▸ SEZIONE DI TESTO:
——

Brutalismo suprematista libertario

Immagine di copertina: graffiti dalle parti di una stazione ferroviaria calabrese.

La devastazione ecologica rende inabitabili aree sempre più vaste del pianeta, e rende impossibile la coltivazione in intere zone. È comprensibile, scrive Franco Berardi Bifo, che le popolazioni del sud del mondo (espressione che significa: le zone che hanno subito gli effetti della colonizzazione e soffrono particolarmente degli effetti del cambio climatico) vogliano spostarsi verso il nord del mondo (che significa l’area che ha goduto dei vantaggi dello sfruttamento coloniale e che ha subito di meno, per il momento, le conseguenze del cambio climatico). La grande migrazione dal sud e dall’est verso il nord e l’ovest del mondo è il processo che più di ogni altro contribuisce all’ondata ultra-reazionaria. Basti guardare la mappa dei paesi che condannano il colonialismo israeliano e dei paesi che lo spalleggiano, per capire la geografia dello scontro epocale che si va delineando. Ma non bisogna credere che la brutalità appartenga soltanto al mondo bianco occidentale: la Russia di Putin non è occidentale, e l’India di Modi non è bianca. Facendo della competizione il principio universale della relazione inter-umana, il neoliberismo ha ridicolizzato l’empatia per la sofferenza dell’altro, ha eroso i fondamenti della solidarietà.

——

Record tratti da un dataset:
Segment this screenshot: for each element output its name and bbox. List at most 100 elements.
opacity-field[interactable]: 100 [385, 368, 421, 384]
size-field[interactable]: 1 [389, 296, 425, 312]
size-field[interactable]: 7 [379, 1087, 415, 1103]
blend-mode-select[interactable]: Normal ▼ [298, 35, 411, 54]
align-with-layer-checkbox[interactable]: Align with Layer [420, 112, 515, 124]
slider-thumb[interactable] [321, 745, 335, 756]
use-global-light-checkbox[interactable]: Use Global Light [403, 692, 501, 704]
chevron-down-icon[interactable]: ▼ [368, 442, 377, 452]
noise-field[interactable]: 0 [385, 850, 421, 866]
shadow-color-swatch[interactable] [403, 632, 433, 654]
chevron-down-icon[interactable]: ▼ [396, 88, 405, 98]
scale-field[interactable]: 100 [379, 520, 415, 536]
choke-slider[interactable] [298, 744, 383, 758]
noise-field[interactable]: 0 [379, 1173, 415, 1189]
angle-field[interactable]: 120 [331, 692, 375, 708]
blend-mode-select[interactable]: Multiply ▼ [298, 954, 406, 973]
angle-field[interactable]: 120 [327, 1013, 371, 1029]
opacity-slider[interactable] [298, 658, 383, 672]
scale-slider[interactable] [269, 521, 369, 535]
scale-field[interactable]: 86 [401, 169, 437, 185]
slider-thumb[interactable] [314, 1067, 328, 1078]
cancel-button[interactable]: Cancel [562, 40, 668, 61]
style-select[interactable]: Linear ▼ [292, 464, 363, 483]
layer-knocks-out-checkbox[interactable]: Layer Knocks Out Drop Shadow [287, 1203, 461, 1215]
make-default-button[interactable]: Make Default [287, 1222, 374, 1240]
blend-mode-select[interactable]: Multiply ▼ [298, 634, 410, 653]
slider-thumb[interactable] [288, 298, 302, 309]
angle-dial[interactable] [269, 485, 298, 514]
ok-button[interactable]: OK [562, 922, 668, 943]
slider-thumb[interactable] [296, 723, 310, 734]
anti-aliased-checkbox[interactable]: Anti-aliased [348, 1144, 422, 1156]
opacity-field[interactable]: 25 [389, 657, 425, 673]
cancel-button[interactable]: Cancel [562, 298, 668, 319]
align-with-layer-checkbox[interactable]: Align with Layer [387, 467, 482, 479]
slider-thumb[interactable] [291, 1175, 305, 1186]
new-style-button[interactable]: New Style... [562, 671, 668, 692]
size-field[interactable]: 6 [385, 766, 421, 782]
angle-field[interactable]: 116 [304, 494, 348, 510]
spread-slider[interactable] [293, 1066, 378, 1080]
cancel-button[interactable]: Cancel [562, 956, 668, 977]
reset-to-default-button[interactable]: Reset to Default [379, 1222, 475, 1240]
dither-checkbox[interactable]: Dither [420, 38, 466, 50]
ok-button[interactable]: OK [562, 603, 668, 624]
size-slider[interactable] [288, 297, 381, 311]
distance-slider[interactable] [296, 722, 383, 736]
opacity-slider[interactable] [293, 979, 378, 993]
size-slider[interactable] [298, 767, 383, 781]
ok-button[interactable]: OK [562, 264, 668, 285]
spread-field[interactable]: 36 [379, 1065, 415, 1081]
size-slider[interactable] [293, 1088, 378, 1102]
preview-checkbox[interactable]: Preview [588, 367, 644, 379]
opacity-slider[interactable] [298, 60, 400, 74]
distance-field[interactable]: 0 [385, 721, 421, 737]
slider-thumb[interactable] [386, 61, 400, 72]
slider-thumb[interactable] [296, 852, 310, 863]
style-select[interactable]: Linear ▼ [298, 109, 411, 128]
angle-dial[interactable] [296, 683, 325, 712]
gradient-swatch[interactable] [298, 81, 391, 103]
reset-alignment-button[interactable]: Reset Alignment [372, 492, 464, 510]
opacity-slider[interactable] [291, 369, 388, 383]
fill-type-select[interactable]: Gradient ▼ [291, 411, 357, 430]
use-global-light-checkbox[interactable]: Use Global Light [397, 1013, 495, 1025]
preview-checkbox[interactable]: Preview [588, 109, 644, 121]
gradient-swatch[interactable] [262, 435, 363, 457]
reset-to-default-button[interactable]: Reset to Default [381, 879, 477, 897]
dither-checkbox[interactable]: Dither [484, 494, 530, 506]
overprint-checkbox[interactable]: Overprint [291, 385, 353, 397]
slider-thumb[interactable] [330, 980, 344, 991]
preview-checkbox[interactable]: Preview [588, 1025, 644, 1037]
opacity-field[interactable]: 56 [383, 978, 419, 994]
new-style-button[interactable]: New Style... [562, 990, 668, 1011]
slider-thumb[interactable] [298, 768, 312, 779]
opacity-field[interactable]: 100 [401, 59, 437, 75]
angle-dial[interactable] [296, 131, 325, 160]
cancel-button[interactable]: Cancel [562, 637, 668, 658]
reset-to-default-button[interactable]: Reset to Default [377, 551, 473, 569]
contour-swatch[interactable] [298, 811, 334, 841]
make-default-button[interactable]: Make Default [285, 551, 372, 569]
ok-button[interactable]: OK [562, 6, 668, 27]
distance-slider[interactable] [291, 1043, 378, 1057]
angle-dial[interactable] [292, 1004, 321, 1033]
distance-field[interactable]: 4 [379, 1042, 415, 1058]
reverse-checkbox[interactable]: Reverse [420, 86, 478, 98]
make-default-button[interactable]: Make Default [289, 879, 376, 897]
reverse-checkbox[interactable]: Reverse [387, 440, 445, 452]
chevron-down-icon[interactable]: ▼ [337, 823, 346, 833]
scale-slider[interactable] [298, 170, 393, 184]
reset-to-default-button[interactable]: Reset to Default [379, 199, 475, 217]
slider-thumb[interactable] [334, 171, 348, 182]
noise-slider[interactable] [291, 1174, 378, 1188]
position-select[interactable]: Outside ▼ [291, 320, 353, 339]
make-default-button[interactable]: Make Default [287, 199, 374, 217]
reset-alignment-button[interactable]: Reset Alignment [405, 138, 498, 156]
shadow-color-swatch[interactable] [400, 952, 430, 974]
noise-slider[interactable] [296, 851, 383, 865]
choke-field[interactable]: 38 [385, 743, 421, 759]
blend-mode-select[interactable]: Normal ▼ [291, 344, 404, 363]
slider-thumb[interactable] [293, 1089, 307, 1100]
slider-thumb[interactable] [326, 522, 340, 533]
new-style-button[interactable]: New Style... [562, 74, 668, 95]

——

▸ OBIETTIVO:
Stabilisci se ciascuna affermazione concorda con il brano sulla migrazione e il cambio climatico, rispondendo sì o no e citando alla lettera le parole del brano che lo decidono. 1. La Russia di Putin viene descritta come occidentale. 2. Il neoliberismo ha eroso i fondamenti della solidarietà. 3. Il nord del mondo ha subito più del sud le conseguenze del cambio climatico.

▸ RISULTATO:
1. No: «la Russia di Putin non è occidentale»
2. Sì: «ha eroso i fondamenti della solidarietà»
3. No: «ha subito di meno, per il momento, le conseguenze del cambio climatico»